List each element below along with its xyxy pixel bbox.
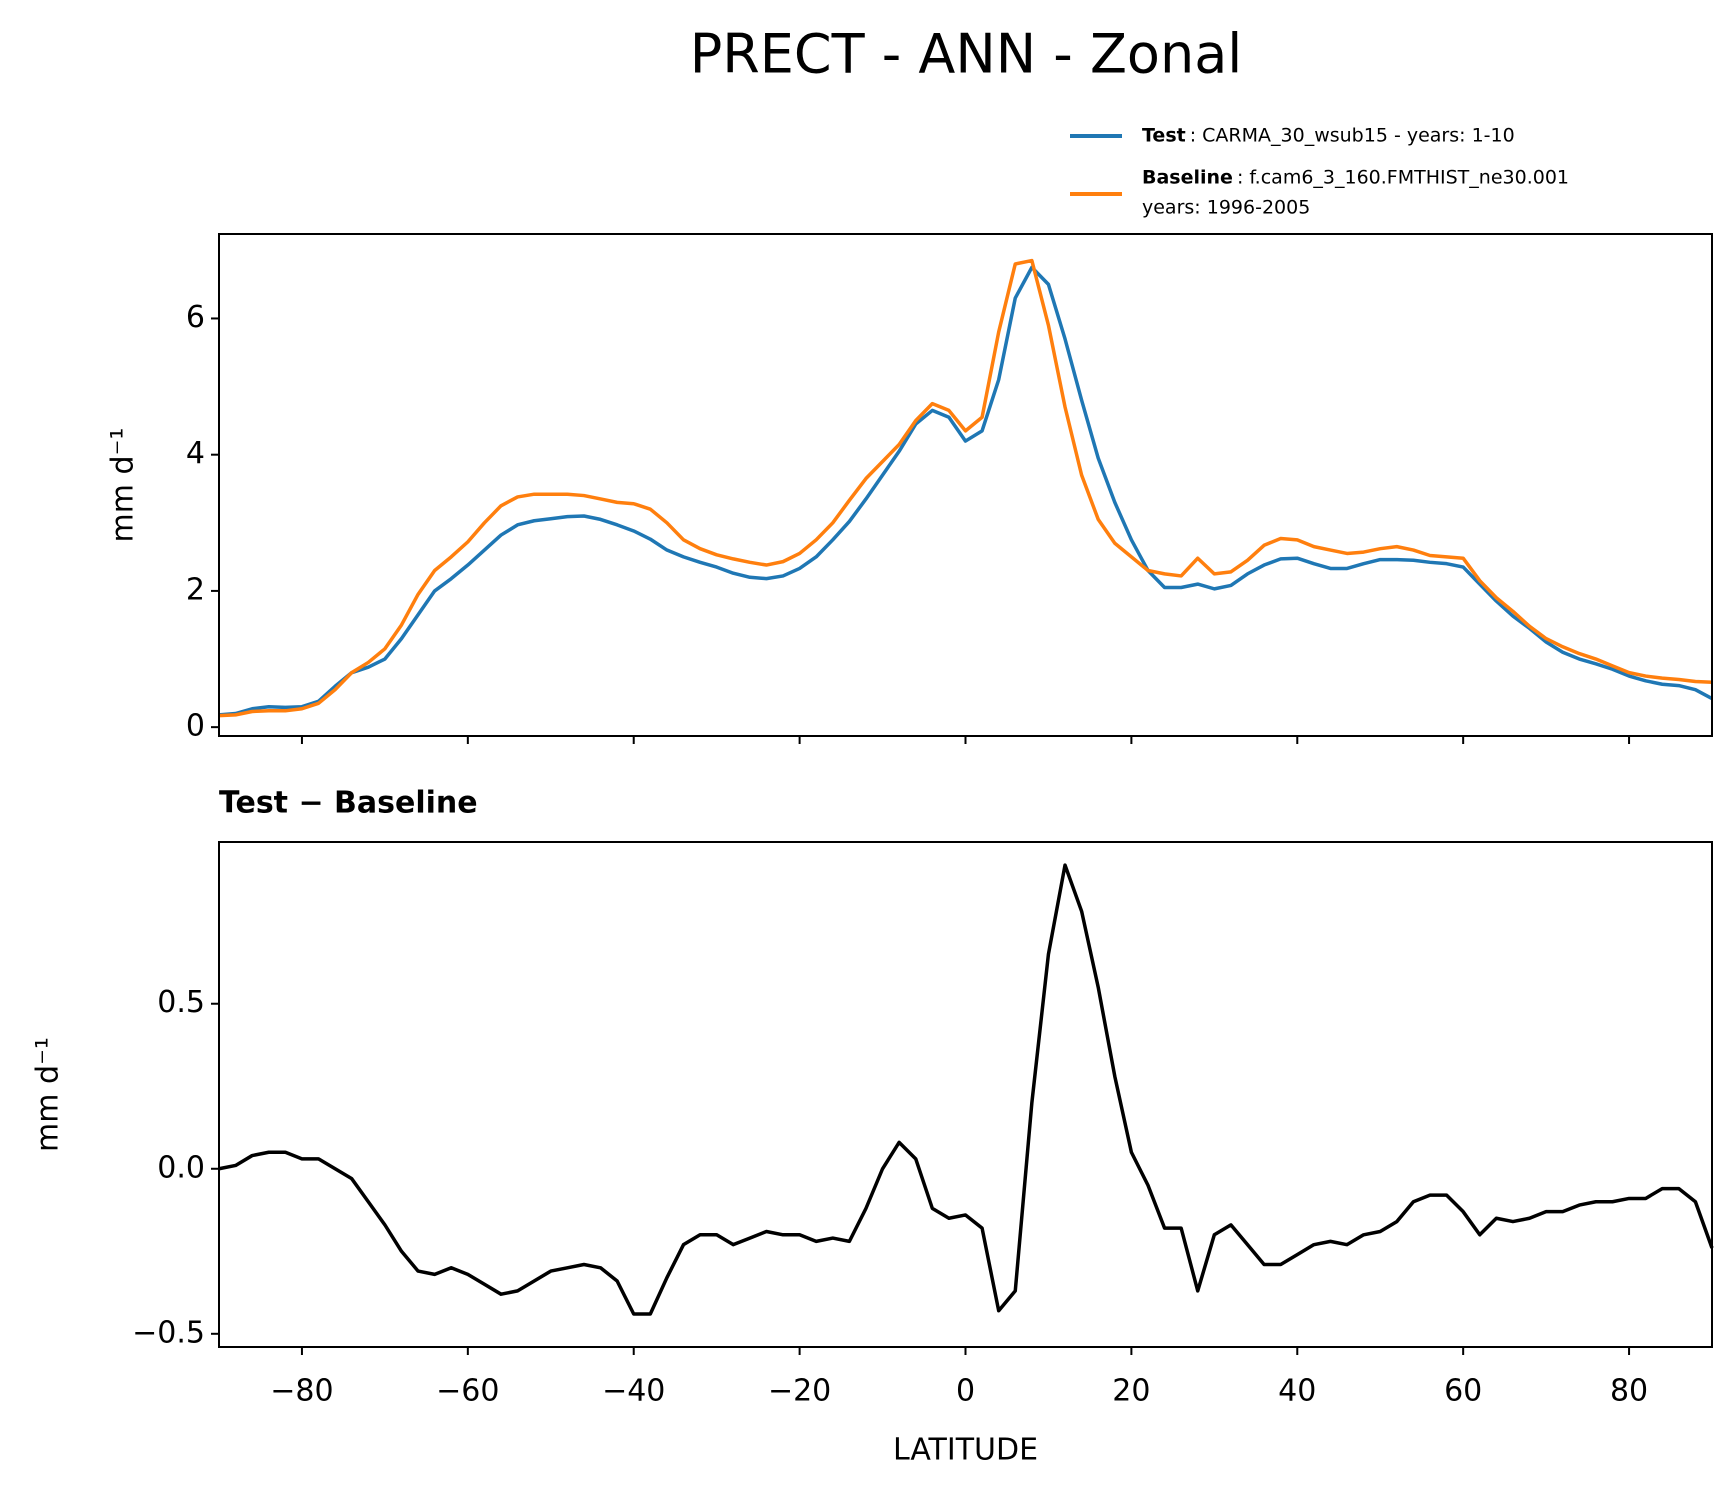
x-tick-label: 0	[956, 1374, 975, 1409]
legend-name: Test	[1142, 125, 1186, 147]
data-line	[218, 265, 1713, 717]
x-tick-label: 20	[1112, 1374, 1150, 1409]
data-line	[218, 258, 1713, 718]
y-tick-label: 4	[186, 436, 205, 471]
x-tick-label: 80	[1610, 1374, 1648, 1409]
axes-frame	[218, 233, 1713, 737]
legend-label: : f.cam6_3_160.FMTHIST_ne30.001	[1237, 167, 1569, 189]
y-tick-label: 0	[186, 709, 205, 744]
y-tick-label: −0.5	[132, 1315, 205, 1350]
x-tick-label: −80	[270, 1374, 333, 1409]
x-tick-label: −60	[436, 1374, 499, 1409]
data-line	[218, 863, 1714, 1316]
x-tick-label: 40	[1278, 1374, 1316, 1409]
x-tick-label: −40	[602, 1374, 665, 1409]
x-axis-label: LATITUDE	[893, 1433, 1038, 1468]
y-axis-label: mm d⁻¹	[31, 1037, 66, 1152]
x-tick-label: −20	[768, 1374, 831, 1409]
y-tick-label: 6	[186, 300, 205, 335]
legend-label: years: 1996-2005	[1142, 197, 1310, 219]
y-tick-label: 0.5	[157, 985, 205, 1020]
x-tick-label: 60	[1444, 1374, 1482, 1409]
figure-title: PRECT - ANN - Zonal	[690, 23, 1243, 86]
subplot-title: Test − Baseline	[219, 786, 478, 821]
y-tick-label: 2	[186, 572, 205, 607]
y-axis-label: mm d⁻¹	[106, 428, 141, 543]
y-tick-label: 0.0	[157, 1150, 205, 1185]
legend-label: : CARMA_30_wsub15 - years: 1-10	[1190, 125, 1515, 147]
legend-name: Baseline	[1142, 167, 1233, 189]
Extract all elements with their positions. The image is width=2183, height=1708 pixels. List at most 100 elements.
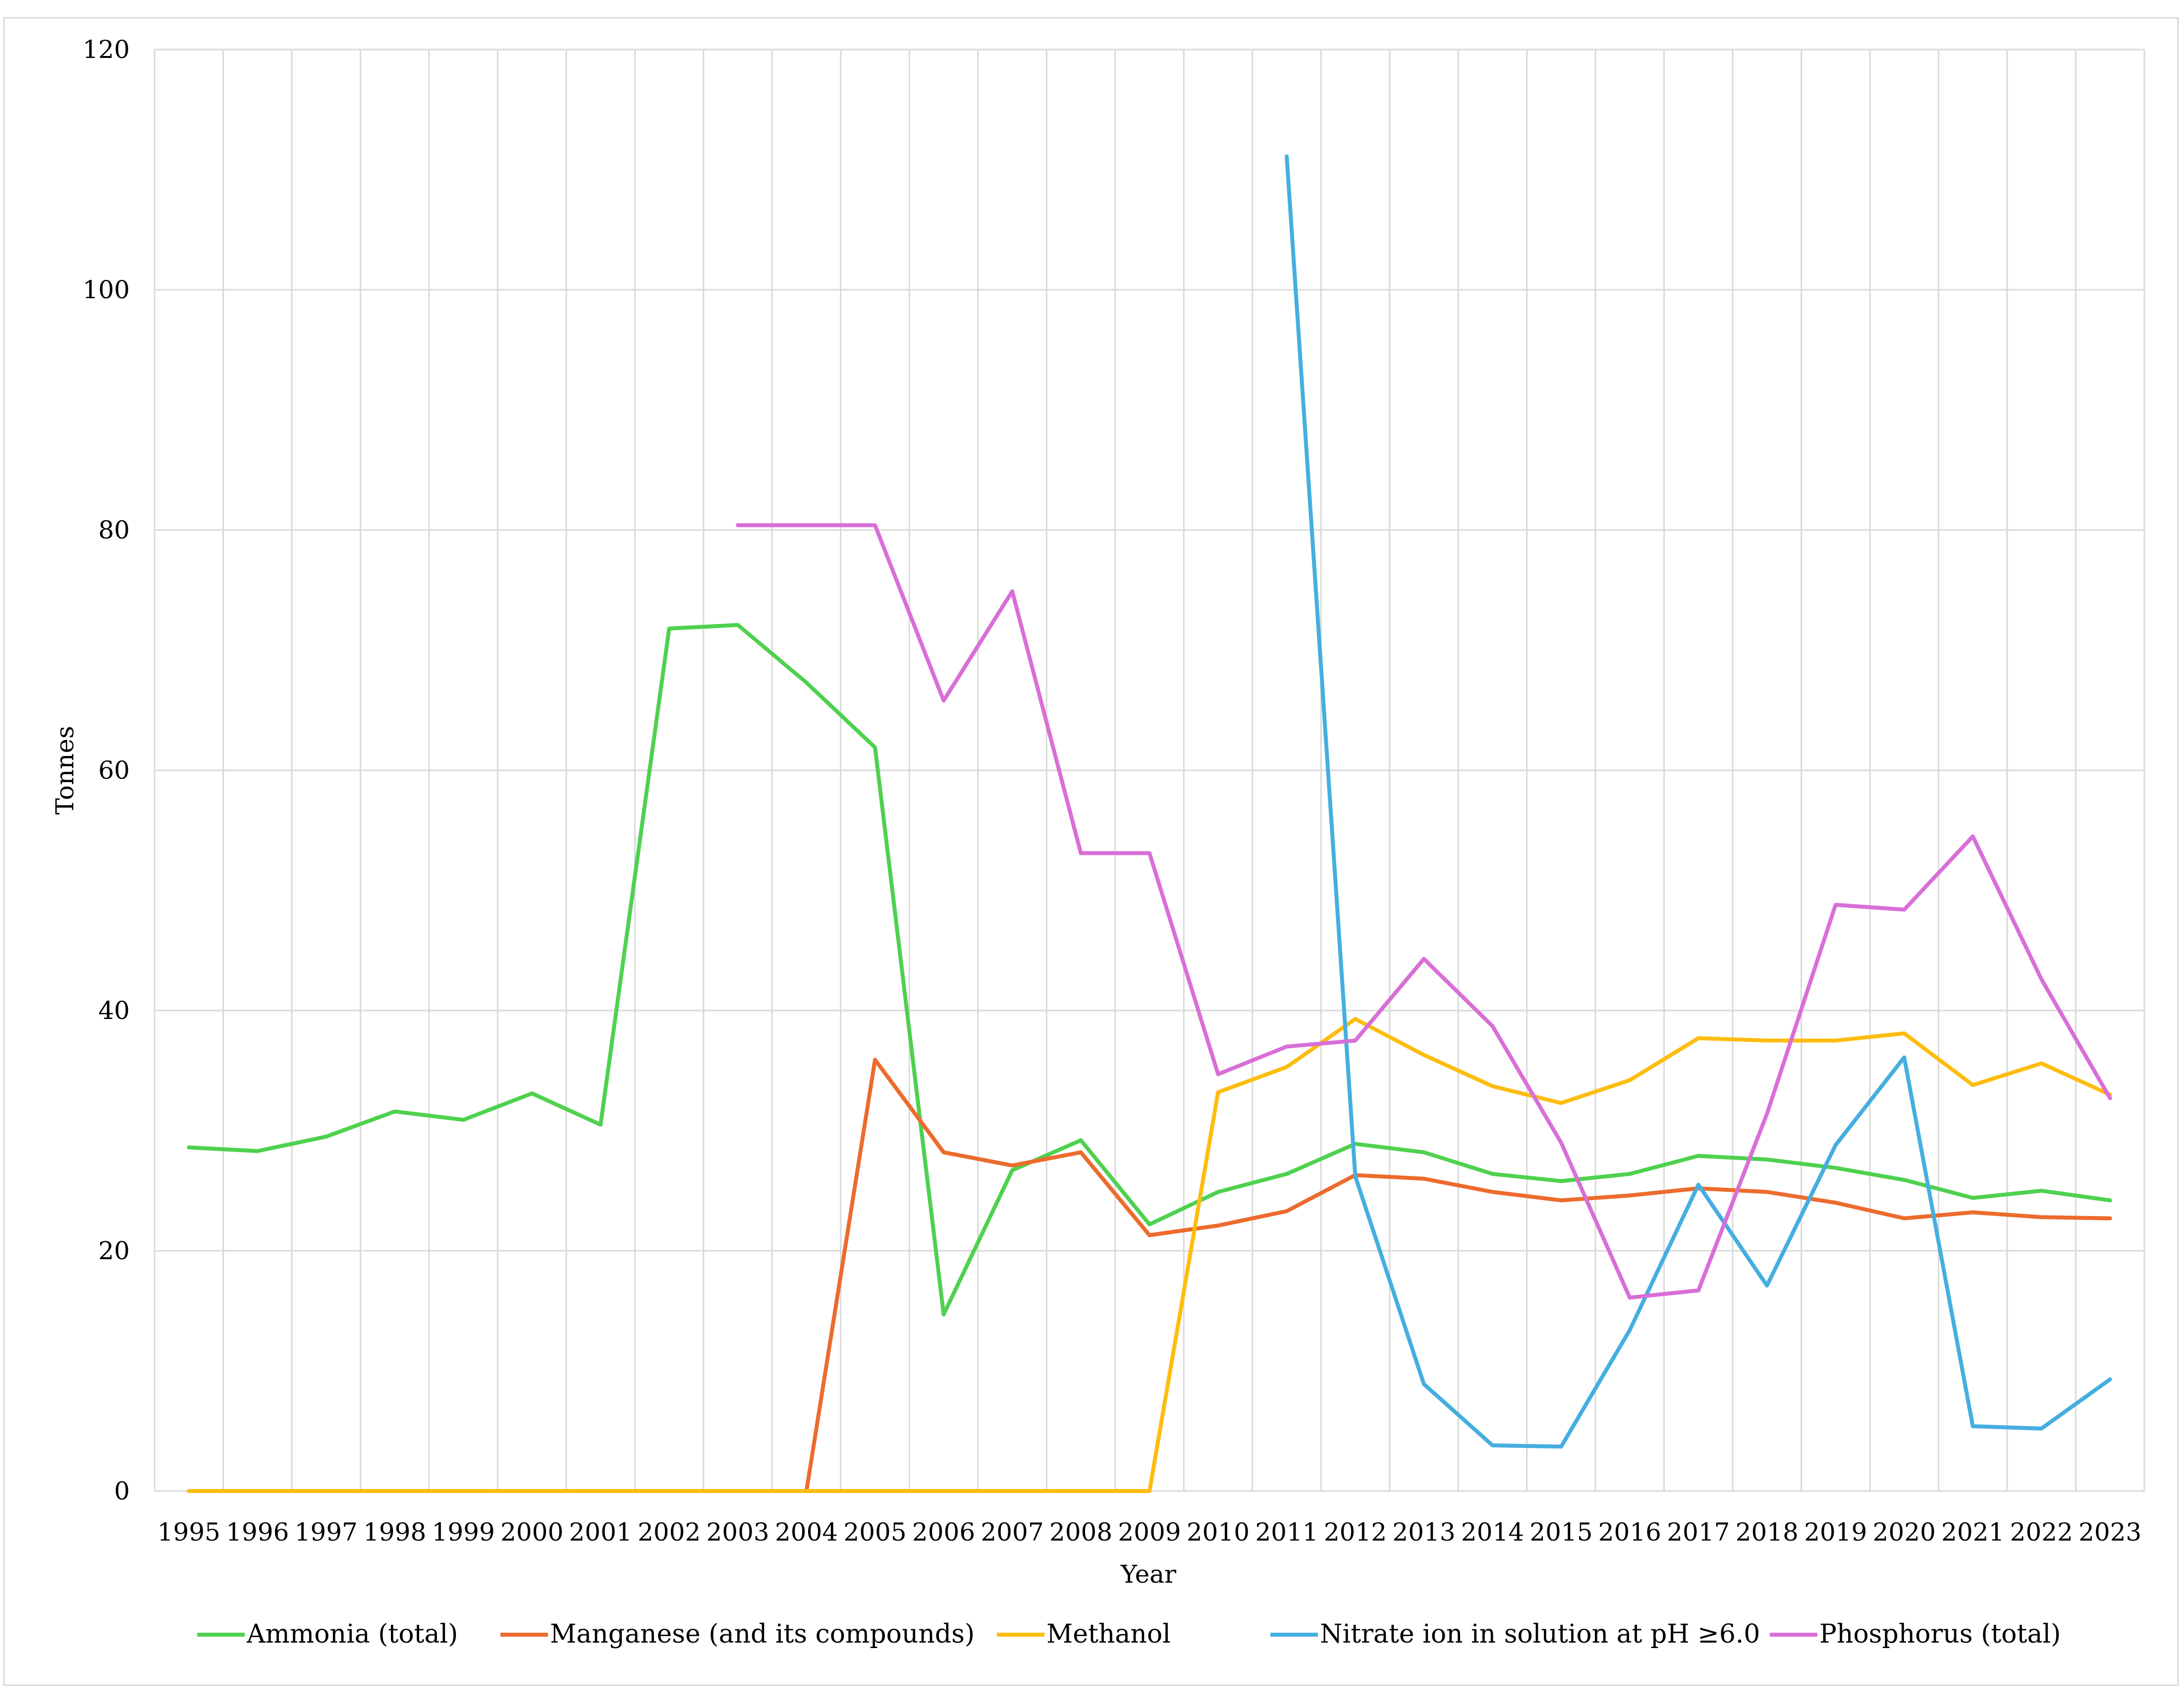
data-point [1149, 1234, 1150, 1235]
x-tick-label: 2009 [1118, 1518, 1181, 1547]
x-tick-label: 1998 [363, 1518, 426, 1547]
data-point [600, 1491, 601, 1492]
data-point [943, 700, 944, 701]
data-point [394, 1491, 395, 1492]
legend: Ammonia (total) Manganese (and its compou… [197, 1619, 2061, 1649]
data-point [1629, 1080, 1630, 1081]
y-tick-label: 80 [98, 516, 130, 544]
x-tick-label: 2020 [1873, 1518, 1936, 1547]
series-line-2 [804, 1058, 2112, 1493]
x-tick-label: 2013 [1392, 1518, 1455, 1547]
y-tick-label: 20 [98, 1236, 130, 1265]
data-point [1561, 1446, 1562, 1447]
data-point [600, 1124, 601, 1125]
data-point [2110, 1218, 2111, 1219]
data-point [943, 1314, 944, 1315]
data-point [2110, 1098, 2111, 1099]
x-tick-label: 2010 [1187, 1518, 1250, 1547]
data-point [2041, 1428, 2042, 1429]
x-tick-label: 2023 [2078, 1518, 2141, 1547]
data-point [1766, 1285, 1767, 1286]
legend-item-label: Manganese (and its compounds) [550, 1619, 975, 1649]
data-point [1492, 1191, 1493, 1192]
data-point [463, 1120, 464, 1121]
data-point [1081, 853, 1082, 854]
data-point [1629, 1330, 1630, 1331]
data-point [188, 1491, 189, 1492]
data-point [1081, 1140, 1082, 1141]
legend-item-label: Ammonia (total) [246, 1619, 458, 1649]
data-point [1698, 1290, 1699, 1291]
x-tick-label: 2004 [775, 1518, 838, 1547]
gridlines [154, 49, 2145, 1492]
data-point [188, 1147, 189, 1148]
data-point [1904, 1033, 1905, 1034]
x-tick-label: 1999 [432, 1518, 495, 1547]
data-point [1012, 1491, 1013, 1492]
data-point [1835, 1145, 1836, 1146]
x-tick-label: 1997 [295, 1518, 358, 1547]
x-tick-label: 1996 [226, 1518, 289, 1547]
data-point [1355, 1018, 1356, 1019]
data-point [874, 747, 875, 748]
x-tick-label: 2019 [1804, 1518, 1867, 1547]
y-tick-label: 120 [83, 35, 130, 64]
y-tick-label: 60 [98, 756, 130, 785]
x-tick-label: 2000 [500, 1518, 563, 1547]
x-tick-label: 2014 [1461, 1518, 1524, 1547]
legend-item-label: Phosphorus (total) [1819, 1619, 2061, 1649]
data-point [2110, 1379, 2111, 1380]
data-point [532, 1093, 533, 1094]
x-tick-label: 2006 [912, 1518, 975, 1547]
data-point [1698, 1038, 1699, 1039]
y-axis-title: Tonnes [51, 726, 79, 814]
data-point [2110, 1200, 2111, 1201]
data-point [1217, 1074, 1218, 1075]
data-point [257, 1151, 258, 1152]
data-point [943, 1491, 944, 1492]
series-line-5 [736, 523, 2112, 1300]
x-tick-label: 2003 [706, 1518, 769, 1547]
x-tick-label: 2007 [981, 1518, 1043, 1547]
data-point [1835, 1202, 1836, 1203]
x-tick-label: 2017 [1667, 1518, 1730, 1547]
data-point [874, 1491, 875, 1492]
data-point [874, 1059, 875, 1060]
x-tick-label: 2021 [1941, 1518, 2004, 1547]
data-point [1286, 1211, 1287, 1212]
y-tick-label: 100 [83, 275, 130, 304]
data-point [737, 525, 738, 526]
data-point [1423, 959, 1424, 960]
data-point [1629, 1195, 1630, 1196]
data-point [1835, 1168, 1836, 1169]
x-tick-label: 2015 [1529, 1518, 1592, 1547]
data-point [1286, 1067, 1287, 1068]
data-point [1766, 1159, 1767, 1160]
x-tick-label: 2012 [1324, 1518, 1387, 1547]
data-point [394, 1111, 395, 1112]
data-point [1766, 1114, 1767, 1115]
data-point [1423, 1055, 1424, 1056]
data-point [2041, 1063, 2042, 1064]
data-point [1217, 1225, 1218, 1226]
data-point [1904, 1179, 1905, 1180]
data-point [669, 1491, 670, 1492]
data-point [1492, 1026, 1493, 1027]
series-line-1 [187, 623, 2112, 1317]
data-point [943, 1152, 944, 1153]
y-tick-labels: 0 20 40 60 80 100 120 [83, 35, 130, 1505]
data-point [1972, 1084, 1973, 1085]
series-line-4 [1285, 154, 2112, 1449]
data-point [1081, 1152, 1082, 1153]
x-tick-label: 2001 [569, 1518, 632, 1547]
data-point [1081, 1491, 1082, 1492]
data-point [1286, 1046, 1287, 1047]
data-point [1972, 1197, 1973, 1198]
data-point [1217, 1092, 1218, 1093]
data-point [1904, 909, 1905, 910]
data-point [806, 1491, 807, 1492]
x-tick-label: 2016 [1598, 1518, 1661, 1547]
data-point [326, 1491, 327, 1492]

▸ The request
Can you give the lines of the entries above again, starting with the line with "1374, 975, 1409]" and going on through the line with "1433, 1038, 1468]", replacing "data-line" with "plot-line" and leaving everything else unchanged?

▸ Written answer
x-tick-label: 0	[956, 1374, 975, 1409]
legend-name: Test	[1142, 125, 1186, 147]
plot-line	[218, 265, 1713, 717]
x-tick-label: 20	[1112, 1374, 1150, 1409]
plot-line	[218, 258, 1713, 718]
y-tick-label: 4	[186, 436, 205, 471]
x-tick-label: 80	[1610, 1374, 1648, 1409]
axes-frame	[218, 233, 1713, 737]
legend-label: : f.cam6_3_160.FMTHIST_ne30.001	[1237, 167, 1569, 189]
y-tick-label: 0	[186, 709, 205, 744]
y-tick-label: −0.5	[132, 1315, 205, 1350]
x-tick-label: −80	[270, 1374, 333, 1409]
x-tick-label: −60	[436, 1374, 499, 1409]
plot-line	[218, 863, 1714, 1316]
x-tick-label: 40	[1278, 1374, 1316, 1409]
x-tick-label: −40	[602, 1374, 665, 1409]
x-axis-label: LATITUDE	[893, 1433, 1038, 1468]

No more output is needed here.